- **Supplied records**
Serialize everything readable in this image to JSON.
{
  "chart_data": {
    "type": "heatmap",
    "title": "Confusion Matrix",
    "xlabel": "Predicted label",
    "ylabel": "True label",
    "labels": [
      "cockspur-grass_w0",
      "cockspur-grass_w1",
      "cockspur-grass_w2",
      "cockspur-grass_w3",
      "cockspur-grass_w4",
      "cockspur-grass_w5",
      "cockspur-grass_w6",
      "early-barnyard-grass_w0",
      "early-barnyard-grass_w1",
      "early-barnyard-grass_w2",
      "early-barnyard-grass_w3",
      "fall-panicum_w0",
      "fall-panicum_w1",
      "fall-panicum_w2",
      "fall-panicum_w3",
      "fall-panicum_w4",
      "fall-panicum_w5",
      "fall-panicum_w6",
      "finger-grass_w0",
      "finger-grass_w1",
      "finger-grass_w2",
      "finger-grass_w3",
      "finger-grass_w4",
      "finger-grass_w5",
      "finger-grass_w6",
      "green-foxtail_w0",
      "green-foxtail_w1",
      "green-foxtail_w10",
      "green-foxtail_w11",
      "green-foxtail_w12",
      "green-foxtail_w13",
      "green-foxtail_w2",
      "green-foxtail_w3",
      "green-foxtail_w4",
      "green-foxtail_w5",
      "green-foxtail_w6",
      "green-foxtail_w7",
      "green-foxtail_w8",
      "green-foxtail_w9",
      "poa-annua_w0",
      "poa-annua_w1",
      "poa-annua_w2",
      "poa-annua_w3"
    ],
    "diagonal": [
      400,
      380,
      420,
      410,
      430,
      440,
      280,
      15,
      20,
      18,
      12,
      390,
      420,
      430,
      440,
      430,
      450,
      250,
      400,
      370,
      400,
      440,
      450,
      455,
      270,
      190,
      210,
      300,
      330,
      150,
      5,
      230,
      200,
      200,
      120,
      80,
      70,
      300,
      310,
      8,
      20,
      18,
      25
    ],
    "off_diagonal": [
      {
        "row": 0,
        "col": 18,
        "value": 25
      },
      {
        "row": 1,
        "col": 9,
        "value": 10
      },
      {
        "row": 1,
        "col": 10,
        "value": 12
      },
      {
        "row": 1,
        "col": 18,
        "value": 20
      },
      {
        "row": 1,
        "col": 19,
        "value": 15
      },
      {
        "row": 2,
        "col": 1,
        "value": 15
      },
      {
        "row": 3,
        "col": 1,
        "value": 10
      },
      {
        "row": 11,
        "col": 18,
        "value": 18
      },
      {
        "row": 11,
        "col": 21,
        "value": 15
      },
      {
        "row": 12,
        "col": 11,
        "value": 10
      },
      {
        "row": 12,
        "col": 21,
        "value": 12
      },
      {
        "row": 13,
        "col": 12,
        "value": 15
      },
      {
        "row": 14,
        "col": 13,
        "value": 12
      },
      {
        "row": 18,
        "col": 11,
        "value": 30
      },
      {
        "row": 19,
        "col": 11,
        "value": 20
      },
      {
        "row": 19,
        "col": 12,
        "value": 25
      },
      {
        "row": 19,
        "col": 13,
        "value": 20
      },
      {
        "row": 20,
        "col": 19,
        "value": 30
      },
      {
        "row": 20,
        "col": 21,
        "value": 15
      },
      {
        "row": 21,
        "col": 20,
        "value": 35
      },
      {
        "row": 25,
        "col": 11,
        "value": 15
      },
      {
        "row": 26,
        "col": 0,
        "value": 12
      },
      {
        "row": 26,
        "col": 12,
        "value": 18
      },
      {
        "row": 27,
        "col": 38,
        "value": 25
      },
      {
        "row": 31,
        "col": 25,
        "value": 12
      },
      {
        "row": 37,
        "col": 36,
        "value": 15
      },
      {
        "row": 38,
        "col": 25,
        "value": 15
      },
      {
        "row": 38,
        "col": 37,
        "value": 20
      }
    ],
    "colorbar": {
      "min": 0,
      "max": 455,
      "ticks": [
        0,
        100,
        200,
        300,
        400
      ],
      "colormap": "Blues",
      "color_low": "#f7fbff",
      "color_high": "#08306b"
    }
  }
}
---
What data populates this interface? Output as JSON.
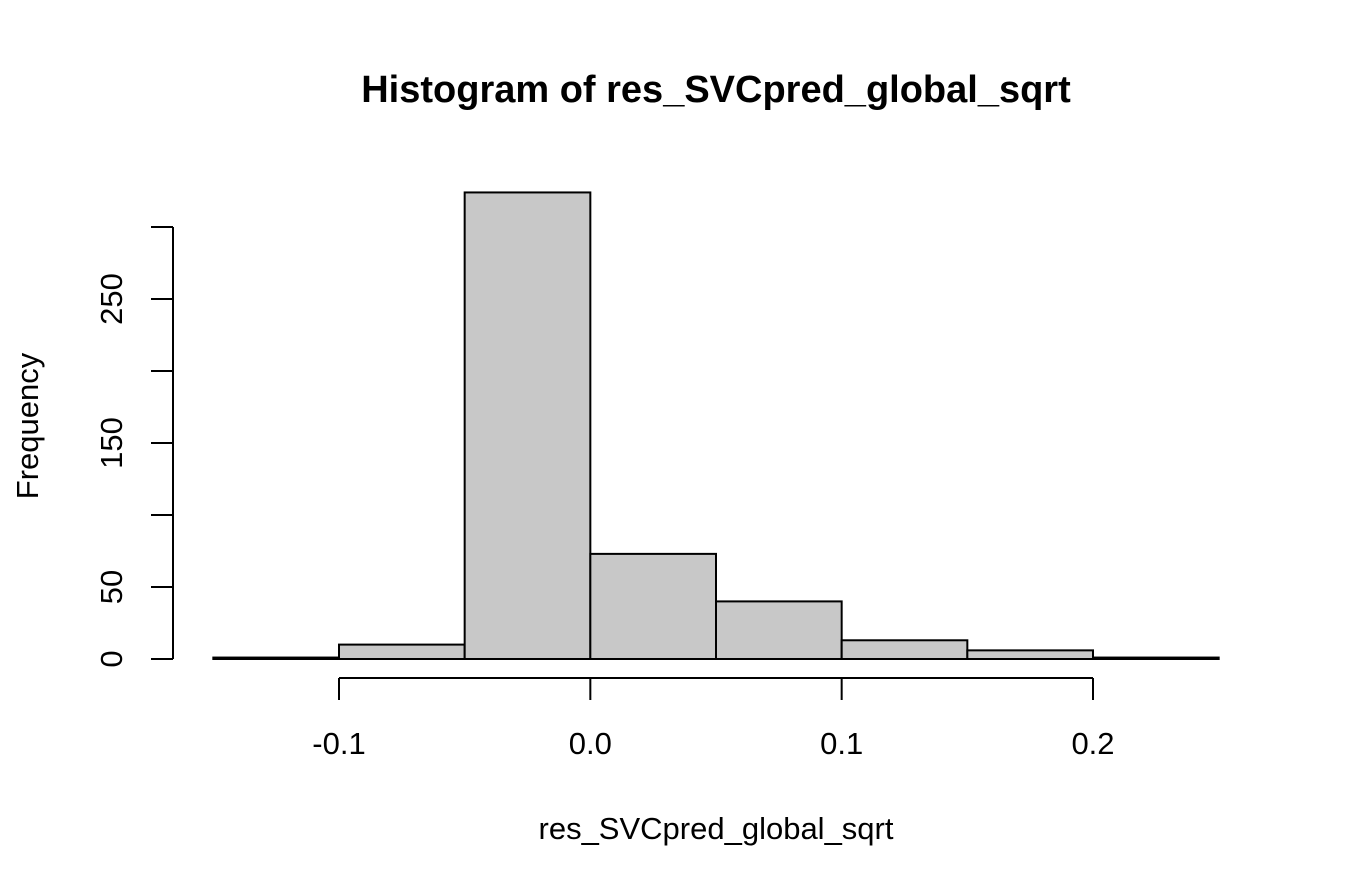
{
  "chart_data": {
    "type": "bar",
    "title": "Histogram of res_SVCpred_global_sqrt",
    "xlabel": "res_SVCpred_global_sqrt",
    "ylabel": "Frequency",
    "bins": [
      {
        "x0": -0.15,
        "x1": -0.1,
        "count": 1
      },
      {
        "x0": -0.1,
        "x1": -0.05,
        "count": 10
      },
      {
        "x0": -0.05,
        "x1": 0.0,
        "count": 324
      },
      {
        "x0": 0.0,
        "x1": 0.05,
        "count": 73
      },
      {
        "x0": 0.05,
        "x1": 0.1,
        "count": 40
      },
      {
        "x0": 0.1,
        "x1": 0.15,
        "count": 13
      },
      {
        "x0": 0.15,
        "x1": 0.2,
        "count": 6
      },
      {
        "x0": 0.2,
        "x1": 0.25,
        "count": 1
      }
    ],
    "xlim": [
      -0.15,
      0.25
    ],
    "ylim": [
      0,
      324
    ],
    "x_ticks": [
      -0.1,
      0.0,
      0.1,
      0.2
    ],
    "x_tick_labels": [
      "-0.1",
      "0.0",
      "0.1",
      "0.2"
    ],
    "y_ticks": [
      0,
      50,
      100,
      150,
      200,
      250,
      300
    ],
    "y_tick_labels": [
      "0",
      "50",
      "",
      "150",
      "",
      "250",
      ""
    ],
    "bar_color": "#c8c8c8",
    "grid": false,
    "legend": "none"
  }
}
--
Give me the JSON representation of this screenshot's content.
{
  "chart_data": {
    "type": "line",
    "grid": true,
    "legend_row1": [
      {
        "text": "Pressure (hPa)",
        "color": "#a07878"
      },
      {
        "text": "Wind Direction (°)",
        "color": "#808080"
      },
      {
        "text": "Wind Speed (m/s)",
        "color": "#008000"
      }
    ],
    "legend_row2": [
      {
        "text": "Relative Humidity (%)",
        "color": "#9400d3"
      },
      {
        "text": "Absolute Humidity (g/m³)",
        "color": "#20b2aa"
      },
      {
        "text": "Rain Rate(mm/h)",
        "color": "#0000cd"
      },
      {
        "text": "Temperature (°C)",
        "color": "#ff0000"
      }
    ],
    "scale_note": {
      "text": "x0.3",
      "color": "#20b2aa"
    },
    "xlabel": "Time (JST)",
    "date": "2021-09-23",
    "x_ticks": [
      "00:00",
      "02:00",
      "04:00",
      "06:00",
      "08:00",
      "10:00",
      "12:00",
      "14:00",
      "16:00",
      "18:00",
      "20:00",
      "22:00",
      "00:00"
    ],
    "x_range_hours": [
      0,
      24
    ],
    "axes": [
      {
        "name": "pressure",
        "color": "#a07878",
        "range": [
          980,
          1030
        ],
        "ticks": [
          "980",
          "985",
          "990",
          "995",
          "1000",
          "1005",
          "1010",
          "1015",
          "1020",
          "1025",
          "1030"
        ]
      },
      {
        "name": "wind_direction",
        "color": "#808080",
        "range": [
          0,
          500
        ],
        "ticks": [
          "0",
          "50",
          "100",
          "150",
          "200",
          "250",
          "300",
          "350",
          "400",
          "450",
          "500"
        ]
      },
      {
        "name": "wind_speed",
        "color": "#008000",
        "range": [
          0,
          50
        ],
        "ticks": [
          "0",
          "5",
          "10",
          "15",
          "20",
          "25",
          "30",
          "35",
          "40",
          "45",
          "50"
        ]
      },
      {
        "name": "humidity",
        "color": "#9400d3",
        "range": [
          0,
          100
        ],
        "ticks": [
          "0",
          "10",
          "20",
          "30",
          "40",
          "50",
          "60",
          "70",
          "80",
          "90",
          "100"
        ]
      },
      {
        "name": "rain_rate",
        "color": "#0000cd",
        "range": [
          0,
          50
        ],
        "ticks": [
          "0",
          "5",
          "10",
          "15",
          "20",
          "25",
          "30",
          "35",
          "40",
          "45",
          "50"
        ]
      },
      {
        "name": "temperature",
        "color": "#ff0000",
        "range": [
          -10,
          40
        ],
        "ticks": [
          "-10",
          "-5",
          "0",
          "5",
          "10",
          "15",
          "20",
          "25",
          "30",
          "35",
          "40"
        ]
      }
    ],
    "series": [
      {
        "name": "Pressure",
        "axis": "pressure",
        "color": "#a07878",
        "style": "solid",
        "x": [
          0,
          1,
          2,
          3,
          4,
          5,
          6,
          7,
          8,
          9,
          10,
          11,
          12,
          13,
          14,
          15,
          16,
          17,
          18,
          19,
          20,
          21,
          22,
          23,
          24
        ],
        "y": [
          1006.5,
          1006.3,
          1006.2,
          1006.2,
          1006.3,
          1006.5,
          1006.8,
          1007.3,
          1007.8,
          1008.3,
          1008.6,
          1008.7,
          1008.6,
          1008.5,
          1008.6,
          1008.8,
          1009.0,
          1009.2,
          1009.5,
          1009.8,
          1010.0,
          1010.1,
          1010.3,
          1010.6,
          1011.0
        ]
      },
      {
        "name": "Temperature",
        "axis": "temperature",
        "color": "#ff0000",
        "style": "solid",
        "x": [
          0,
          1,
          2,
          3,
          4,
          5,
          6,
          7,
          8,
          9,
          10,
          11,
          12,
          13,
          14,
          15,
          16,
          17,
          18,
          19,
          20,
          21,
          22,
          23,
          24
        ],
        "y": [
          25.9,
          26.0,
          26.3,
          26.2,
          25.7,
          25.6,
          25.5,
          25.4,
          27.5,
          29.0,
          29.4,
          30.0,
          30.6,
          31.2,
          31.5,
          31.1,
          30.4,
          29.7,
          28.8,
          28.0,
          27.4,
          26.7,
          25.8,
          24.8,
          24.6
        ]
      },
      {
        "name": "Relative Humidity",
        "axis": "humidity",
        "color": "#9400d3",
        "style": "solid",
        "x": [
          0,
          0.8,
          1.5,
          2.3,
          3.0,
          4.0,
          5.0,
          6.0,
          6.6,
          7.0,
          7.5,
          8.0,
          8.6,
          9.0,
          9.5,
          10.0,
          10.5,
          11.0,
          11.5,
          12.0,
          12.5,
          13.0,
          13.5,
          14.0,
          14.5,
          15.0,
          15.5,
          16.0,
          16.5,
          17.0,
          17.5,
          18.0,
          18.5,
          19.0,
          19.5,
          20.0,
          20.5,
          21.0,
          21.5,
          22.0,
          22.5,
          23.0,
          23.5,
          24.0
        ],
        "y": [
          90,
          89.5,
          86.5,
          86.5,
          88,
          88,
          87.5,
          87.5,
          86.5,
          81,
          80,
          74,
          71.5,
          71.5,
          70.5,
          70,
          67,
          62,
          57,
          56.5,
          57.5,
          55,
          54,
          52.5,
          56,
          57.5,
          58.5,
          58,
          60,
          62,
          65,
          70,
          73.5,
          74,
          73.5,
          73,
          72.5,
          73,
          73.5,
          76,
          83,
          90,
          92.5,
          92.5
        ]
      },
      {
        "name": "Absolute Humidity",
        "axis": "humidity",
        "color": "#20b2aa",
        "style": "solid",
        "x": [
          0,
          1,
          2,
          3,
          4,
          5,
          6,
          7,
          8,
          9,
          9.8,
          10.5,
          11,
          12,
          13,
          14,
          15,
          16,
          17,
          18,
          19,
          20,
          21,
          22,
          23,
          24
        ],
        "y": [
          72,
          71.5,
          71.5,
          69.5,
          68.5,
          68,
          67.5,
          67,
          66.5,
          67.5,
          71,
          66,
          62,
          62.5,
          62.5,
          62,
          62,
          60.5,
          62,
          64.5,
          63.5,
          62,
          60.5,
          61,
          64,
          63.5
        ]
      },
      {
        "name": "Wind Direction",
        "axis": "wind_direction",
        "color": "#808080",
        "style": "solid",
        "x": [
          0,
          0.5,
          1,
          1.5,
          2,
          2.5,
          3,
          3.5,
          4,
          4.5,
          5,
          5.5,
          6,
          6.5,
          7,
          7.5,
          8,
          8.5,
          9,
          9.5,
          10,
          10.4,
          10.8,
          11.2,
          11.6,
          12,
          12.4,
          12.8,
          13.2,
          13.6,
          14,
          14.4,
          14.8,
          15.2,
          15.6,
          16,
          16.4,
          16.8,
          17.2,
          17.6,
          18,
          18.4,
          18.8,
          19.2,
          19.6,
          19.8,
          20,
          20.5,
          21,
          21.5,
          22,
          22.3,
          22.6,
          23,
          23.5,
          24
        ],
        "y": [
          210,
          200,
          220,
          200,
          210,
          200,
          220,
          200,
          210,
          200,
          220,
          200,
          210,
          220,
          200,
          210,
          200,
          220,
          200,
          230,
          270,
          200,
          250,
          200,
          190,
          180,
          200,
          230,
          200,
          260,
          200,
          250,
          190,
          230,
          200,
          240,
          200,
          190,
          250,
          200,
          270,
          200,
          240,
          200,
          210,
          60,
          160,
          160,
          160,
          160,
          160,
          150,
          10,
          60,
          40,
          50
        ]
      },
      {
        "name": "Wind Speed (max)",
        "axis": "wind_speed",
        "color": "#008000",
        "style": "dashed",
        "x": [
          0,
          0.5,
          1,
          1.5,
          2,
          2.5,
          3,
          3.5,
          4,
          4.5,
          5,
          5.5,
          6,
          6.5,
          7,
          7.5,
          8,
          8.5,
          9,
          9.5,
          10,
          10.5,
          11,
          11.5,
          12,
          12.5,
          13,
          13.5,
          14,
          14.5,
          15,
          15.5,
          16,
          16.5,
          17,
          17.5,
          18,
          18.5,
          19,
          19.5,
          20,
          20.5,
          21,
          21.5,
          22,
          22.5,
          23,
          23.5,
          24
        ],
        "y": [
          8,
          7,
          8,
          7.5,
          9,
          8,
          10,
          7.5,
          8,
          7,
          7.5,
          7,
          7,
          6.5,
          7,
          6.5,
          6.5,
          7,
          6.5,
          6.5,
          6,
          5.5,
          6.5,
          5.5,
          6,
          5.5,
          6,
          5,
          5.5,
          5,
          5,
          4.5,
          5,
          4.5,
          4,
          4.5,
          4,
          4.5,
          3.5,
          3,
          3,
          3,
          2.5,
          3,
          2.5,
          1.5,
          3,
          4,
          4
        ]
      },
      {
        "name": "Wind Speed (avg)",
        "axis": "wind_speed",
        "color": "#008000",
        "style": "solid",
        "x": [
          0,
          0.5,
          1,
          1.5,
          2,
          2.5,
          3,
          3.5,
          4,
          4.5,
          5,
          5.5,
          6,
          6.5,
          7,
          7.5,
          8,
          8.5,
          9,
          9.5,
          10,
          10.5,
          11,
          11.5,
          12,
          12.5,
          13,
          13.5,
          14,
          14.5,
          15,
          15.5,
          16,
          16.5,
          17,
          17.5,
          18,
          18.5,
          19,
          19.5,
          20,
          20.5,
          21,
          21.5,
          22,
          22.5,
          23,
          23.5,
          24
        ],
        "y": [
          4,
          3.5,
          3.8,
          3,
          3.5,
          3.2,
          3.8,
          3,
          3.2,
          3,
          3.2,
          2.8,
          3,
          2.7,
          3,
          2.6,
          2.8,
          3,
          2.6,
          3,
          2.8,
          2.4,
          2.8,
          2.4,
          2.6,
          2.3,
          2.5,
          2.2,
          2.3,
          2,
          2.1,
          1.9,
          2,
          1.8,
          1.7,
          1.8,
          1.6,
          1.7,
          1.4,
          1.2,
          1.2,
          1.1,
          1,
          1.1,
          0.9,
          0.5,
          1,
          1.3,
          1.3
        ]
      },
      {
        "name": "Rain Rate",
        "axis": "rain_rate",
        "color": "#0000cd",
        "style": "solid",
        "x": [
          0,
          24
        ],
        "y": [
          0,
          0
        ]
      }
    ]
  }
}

- **Challenge**
Filter out every line that lacks the word "axis", and copy the rest.

- **Written answer**
        "axis": "pressure",
        "axis": "temperature",
        "axis": "humidity",
        "axis": "humidity",
        "axis": "wind_direction",
        "axis": "wind_speed",
        "axis": "wind_speed",
        "axis": "rain_rate",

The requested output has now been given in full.